= Task description =
Drop every picture and give the entries back exactly.

= Extracted information =
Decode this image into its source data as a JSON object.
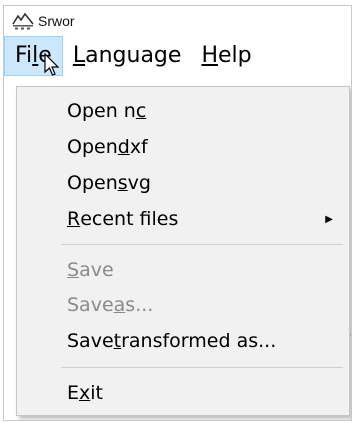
{
  "window": {
    "title": "Srwor",
    "icon": "app-logo-icon"
  },
  "menubar": [
    {
      "pre": "Fi",
      "ul": "l",
      "post": "e",
      "active": true
    },
    {
      "pre": "",
      "ul": "L",
      "post": "anguage",
      "active": false
    },
    {
      "pre": "",
      "ul": "H",
      "post": "elp",
      "active": false
    }
  ],
  "file_menu": {
    "items": [
      {
        "pre": "Open n",
        "ul": "c",
        "post": "",
        "enabled": true
      },
      {
        "pre": "Open ",
        "ul": "d",
        "post": "xf",
        "enabled": true
      },
      {
        "pre": "Open ",
        "ul": "s",
        "post": "vg",
        "enabled": true
      },
      {
        "pre": "",
        "ul": "R",
        "post": "ecent files",
        "enabled": true,
        "submenu": true,
        "submenu_icon": "submenu-arrow-icon"
      },
      {
        "pre": "",
        "ul": "S",
        "post": "ave",
        "enabled": false
      },
      {
        "pre": "Save ",
        "ul": "a",
        "post": "s...",
        "enabled": false
      },
      {
        "pre": "Save ",
        "ul": "t",
        "post": "ransformed as...",
        "enabled": true
      },
      {
        "pre": "E",
        "ul": "x",
        "post": "it",
        "enabled": true
      }
    ]
  },
  "colors": {
    "menu_highlight": "#cce8ff",
    "menu_highlight_border": "#99d1ff",
    "disabled_text": "#8a8a8a",
    "menu_background": "#f1f1f1"
  }
}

= Reply to the exercise =
Decode this image into its source data as a JSON object.
{
  "window": {
    "title": "Srwor",
    "icon": "app-logo-icon"
  },
  "menubar": [
    {
      "pre": "Fi",
      "ul": "l",
      "post": "e",
      "active": true
    },
    {
      "pre": "",
      "ul": "L",
      "post": "anguage",
      "active": false
    },
    {
      "pre": "",
      "ul": "H",
      "post": "elp",
      "active": false
    }
  ],
  "file_menu": {
    "items": [
      {
        "pre": "Open n",
        "ul": "c",
        "post": "",
        "enabled": true
      },
      {
        "pre": "Open ",
        "ul": "d",
        "post": "xf",
        "enabled": true
      },
      {
        "pre": "Open ",
        "ul": "s",
        "post": "vg",
        "enabled": true
      },
      {
        "pre": "",
        "ul": "R",
        "post": "ecent files",
        "enabled": true,
        "submenu": true,
        "submenu_icon": "submenu-arrow-icon"
      },
      {
        "pre": "",
        "ul": "S",
        "post": "ave",
        "enabled": false
      },
      {
        "pre": "Save ",
        "ul": "a",
        "post": "s...",
        "enabled": false
      },
      {
        "pre": "Save ",
        "ul": "t",
        "post": "ransformed as...",
        "enabled": true
      },
      {
        "pre": "E",
        "ul": "x",
        "post": "it",
        "enabled": true
      }
    ]
  },
  "colors": {
    "menu_highlight": "#cce8ff",
    "menu_highlight_border": "#99d1ff",
    "disabled_text": "#8a8a8a",
    "menu_background": "#f1f1f1"
  }
}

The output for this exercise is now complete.